### PROBLEM DESCRIPTION
Of the lines below, count those containing the word "values". Reply with the number alone.

### EXTRACTED RECORDS

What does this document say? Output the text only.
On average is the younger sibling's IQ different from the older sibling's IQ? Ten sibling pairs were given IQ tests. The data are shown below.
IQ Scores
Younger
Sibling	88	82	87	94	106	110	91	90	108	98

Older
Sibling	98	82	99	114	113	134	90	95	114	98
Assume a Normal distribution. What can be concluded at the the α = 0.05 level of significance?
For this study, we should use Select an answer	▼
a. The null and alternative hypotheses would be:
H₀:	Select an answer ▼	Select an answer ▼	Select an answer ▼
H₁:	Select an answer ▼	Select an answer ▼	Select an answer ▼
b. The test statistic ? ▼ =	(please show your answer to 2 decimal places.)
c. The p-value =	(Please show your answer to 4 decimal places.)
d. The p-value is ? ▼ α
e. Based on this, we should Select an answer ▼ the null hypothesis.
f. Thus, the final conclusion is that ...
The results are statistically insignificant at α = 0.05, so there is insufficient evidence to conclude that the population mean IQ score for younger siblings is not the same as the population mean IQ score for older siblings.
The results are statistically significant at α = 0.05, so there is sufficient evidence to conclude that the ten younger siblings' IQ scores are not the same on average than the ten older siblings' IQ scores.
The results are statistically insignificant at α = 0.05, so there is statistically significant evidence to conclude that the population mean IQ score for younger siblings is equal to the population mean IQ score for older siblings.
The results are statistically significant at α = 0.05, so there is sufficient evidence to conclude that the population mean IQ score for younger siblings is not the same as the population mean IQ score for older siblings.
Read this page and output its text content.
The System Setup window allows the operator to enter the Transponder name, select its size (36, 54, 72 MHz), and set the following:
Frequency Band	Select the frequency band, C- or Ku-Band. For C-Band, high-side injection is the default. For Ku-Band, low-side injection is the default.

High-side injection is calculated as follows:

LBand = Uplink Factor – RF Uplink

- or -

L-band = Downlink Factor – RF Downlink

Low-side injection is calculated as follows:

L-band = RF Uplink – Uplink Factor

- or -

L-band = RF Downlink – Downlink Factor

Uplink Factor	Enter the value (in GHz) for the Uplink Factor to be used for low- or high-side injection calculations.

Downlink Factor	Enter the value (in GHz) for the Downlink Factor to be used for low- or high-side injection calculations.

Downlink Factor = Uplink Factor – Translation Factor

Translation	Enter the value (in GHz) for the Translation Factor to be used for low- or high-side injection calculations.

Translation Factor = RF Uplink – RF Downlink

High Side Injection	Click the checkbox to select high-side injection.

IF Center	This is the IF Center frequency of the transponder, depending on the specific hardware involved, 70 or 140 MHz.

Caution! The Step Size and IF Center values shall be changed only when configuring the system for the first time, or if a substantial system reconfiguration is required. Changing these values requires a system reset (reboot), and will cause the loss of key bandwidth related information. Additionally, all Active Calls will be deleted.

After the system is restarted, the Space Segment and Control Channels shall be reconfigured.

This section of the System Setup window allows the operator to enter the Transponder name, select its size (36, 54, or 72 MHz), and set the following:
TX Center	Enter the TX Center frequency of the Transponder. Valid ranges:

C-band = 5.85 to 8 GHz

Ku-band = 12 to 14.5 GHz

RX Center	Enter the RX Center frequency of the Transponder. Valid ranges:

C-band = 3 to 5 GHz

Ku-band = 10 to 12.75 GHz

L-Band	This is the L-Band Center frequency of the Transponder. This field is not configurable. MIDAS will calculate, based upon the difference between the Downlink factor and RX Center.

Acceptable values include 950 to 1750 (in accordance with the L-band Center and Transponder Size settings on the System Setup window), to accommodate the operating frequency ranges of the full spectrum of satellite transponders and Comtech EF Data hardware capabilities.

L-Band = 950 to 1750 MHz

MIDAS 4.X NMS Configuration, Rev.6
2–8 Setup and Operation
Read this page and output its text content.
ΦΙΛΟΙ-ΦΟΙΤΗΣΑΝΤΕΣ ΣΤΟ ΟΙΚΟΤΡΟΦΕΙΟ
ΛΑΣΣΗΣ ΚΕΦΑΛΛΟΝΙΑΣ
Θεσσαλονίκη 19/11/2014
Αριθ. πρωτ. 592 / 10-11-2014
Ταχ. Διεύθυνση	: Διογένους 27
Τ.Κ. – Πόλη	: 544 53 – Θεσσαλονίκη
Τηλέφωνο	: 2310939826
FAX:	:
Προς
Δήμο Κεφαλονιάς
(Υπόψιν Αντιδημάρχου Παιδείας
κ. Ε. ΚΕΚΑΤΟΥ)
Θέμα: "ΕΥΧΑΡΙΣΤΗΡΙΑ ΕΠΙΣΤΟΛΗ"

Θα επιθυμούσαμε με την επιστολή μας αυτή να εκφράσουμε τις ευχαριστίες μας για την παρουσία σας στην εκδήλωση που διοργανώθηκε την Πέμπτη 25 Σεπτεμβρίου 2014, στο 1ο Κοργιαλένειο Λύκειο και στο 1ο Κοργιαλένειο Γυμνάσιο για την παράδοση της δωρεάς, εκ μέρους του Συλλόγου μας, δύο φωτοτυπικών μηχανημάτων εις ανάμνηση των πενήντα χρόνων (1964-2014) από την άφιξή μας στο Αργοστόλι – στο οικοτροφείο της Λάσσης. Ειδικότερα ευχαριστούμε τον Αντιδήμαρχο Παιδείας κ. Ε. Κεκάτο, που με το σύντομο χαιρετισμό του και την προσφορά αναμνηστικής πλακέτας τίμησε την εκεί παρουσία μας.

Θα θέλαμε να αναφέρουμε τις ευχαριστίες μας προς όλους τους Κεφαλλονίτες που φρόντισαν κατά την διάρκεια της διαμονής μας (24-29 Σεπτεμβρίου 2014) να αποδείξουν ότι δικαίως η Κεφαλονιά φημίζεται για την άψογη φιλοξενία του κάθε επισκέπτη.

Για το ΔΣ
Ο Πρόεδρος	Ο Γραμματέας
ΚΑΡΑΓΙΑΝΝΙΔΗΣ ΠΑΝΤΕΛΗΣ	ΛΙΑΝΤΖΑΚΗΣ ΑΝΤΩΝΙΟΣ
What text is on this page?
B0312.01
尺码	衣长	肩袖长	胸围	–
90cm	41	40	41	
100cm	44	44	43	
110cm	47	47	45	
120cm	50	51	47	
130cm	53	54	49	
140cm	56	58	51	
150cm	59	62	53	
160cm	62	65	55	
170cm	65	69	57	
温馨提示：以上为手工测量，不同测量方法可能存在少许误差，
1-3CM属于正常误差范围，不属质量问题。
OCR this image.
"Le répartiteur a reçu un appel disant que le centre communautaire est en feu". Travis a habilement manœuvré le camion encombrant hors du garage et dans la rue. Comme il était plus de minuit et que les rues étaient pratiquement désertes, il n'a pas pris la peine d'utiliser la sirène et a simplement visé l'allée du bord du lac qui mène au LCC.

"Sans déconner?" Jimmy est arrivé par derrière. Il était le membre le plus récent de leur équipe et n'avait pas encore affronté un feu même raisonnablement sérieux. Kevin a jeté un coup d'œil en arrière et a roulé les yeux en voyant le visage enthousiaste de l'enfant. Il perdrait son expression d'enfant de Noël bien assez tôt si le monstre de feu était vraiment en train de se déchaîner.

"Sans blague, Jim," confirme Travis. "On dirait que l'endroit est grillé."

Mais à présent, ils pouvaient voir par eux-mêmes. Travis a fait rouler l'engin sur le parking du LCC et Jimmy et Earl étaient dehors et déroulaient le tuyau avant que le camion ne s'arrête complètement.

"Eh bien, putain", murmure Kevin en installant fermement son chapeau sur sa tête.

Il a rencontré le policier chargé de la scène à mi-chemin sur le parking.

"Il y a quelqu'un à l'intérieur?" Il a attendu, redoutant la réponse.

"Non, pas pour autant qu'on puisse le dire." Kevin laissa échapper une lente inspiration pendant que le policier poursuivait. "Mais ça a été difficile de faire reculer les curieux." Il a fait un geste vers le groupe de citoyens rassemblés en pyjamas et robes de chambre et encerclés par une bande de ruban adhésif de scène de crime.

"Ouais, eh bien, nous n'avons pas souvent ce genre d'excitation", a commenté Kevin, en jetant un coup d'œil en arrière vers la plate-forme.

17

### THE RESULT
2